*** Records shown

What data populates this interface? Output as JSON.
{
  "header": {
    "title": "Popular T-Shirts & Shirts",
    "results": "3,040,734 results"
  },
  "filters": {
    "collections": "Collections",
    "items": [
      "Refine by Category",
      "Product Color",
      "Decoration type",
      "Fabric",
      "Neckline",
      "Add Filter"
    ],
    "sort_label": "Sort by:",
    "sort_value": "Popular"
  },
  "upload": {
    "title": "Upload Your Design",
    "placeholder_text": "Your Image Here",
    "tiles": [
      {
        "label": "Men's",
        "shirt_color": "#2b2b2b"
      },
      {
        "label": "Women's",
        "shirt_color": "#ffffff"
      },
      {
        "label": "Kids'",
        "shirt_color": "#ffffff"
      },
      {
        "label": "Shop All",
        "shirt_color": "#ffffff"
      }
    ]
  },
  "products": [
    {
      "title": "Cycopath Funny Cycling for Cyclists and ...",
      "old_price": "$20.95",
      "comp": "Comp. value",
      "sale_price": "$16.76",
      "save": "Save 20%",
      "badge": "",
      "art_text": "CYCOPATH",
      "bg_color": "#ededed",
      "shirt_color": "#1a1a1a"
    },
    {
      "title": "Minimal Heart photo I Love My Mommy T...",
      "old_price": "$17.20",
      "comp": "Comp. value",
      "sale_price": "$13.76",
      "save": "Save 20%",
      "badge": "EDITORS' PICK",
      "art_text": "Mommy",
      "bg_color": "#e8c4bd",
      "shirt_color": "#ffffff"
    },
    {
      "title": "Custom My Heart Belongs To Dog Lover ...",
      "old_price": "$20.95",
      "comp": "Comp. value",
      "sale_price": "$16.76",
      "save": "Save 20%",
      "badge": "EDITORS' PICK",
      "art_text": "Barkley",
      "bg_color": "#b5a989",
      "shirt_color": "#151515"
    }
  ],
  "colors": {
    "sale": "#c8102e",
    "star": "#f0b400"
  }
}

******

- _Stated task_
How many lines of these entries contain "Mommy"? Answer with the number and nothing else.

- _Result_
2